## BEGIN Records provided
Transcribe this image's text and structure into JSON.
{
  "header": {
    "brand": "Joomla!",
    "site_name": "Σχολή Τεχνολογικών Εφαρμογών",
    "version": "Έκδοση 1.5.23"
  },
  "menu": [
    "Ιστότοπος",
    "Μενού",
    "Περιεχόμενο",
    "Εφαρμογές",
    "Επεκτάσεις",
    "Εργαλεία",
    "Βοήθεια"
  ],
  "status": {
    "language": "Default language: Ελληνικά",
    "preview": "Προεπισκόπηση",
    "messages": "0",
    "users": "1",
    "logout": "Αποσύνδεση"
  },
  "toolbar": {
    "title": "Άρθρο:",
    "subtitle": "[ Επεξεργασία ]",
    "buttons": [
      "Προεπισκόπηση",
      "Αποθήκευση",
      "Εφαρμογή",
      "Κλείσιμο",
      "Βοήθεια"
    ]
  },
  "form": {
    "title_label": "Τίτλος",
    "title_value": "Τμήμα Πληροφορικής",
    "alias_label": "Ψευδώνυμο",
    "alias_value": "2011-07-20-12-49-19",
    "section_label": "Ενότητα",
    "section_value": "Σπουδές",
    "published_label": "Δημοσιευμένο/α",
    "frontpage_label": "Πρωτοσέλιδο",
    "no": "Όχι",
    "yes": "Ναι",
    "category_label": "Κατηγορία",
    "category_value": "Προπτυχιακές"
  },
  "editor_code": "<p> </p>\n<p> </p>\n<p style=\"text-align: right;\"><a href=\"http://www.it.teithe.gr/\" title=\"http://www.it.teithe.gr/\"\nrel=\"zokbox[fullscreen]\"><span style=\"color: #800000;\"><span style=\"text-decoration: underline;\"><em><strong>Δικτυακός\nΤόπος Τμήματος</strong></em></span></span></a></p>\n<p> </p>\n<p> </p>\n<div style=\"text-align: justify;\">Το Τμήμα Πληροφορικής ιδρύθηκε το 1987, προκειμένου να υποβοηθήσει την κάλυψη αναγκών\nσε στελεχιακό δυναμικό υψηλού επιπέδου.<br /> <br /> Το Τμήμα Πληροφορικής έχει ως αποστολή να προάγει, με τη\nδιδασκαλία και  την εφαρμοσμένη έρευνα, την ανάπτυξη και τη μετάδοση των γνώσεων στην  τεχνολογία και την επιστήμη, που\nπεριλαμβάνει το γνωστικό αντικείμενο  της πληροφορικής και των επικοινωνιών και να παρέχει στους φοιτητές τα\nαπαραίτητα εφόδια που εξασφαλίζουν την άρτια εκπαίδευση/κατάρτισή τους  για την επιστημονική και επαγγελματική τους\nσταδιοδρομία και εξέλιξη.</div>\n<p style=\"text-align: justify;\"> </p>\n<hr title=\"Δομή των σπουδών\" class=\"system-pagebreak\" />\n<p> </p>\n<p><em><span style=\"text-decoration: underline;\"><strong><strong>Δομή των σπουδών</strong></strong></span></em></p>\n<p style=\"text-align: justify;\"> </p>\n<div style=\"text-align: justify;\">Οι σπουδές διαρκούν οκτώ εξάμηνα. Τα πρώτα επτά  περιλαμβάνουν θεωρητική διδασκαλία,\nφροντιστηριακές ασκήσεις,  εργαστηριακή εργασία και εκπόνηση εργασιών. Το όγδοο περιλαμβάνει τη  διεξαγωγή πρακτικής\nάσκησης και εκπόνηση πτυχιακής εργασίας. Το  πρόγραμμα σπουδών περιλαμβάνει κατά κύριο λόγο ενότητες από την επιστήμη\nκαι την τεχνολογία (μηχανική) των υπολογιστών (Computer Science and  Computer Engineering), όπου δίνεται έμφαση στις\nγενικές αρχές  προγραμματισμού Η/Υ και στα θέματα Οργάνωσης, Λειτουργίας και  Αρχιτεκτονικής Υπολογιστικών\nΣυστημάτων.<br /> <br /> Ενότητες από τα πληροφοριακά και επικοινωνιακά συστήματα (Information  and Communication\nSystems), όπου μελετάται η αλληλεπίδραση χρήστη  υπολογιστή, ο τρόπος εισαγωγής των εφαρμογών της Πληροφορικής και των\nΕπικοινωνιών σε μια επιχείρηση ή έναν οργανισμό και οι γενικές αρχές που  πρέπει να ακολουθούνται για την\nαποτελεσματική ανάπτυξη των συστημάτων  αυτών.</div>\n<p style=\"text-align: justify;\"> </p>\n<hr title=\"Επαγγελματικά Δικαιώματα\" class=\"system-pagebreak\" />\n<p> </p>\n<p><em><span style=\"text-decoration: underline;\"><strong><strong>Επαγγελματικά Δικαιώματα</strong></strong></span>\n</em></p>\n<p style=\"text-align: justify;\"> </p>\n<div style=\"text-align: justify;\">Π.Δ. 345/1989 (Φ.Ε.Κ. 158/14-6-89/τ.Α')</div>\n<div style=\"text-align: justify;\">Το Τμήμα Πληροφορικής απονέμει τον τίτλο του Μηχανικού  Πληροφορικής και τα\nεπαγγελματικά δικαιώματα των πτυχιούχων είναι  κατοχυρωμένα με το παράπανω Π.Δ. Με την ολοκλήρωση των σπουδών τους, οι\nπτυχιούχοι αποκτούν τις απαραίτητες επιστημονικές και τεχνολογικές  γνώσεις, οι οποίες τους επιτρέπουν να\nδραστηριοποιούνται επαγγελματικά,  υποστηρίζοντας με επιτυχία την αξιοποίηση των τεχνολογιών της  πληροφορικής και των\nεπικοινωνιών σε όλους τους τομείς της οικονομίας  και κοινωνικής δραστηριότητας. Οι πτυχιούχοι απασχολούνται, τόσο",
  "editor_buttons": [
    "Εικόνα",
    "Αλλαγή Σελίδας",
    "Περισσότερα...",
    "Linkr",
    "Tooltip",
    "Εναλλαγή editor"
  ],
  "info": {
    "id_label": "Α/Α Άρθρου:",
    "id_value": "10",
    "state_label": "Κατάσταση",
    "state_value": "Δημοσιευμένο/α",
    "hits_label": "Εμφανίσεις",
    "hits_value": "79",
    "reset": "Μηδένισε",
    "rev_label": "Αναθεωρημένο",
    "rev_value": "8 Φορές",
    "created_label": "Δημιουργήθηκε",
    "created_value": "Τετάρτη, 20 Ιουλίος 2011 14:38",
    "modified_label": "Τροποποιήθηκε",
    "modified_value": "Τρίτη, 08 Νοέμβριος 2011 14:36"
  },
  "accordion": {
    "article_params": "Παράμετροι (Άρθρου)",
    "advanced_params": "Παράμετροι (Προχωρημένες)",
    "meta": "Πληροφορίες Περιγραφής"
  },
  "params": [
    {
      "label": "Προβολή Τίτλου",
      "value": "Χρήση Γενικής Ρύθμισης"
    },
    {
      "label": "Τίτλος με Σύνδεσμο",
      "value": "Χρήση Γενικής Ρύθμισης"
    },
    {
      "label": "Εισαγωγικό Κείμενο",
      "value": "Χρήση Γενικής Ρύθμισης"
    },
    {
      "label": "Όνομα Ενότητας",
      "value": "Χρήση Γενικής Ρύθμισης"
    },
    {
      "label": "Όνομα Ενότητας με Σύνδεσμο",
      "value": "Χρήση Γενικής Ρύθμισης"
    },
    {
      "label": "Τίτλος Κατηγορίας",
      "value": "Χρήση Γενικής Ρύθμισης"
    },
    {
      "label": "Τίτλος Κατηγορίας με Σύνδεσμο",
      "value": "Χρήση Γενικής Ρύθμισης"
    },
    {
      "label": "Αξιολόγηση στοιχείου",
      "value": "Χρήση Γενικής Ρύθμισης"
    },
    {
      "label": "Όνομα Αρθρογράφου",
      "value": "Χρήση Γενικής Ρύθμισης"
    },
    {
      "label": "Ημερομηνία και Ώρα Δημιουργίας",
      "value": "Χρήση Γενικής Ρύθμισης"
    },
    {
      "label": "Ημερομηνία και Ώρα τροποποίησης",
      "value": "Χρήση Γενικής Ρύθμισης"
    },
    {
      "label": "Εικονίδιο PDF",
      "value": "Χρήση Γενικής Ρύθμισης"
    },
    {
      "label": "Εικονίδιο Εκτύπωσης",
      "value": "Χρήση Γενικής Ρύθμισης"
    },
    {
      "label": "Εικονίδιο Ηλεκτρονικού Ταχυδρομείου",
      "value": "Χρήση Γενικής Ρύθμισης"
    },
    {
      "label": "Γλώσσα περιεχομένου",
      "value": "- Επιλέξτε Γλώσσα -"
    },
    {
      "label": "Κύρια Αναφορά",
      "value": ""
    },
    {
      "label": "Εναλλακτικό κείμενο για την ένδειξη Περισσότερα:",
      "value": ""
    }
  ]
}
## END Records provided
- **Stated task**: Tally the lines above that contain the word "Άρθρου", and reply with only the number.

- **Complete output**: 2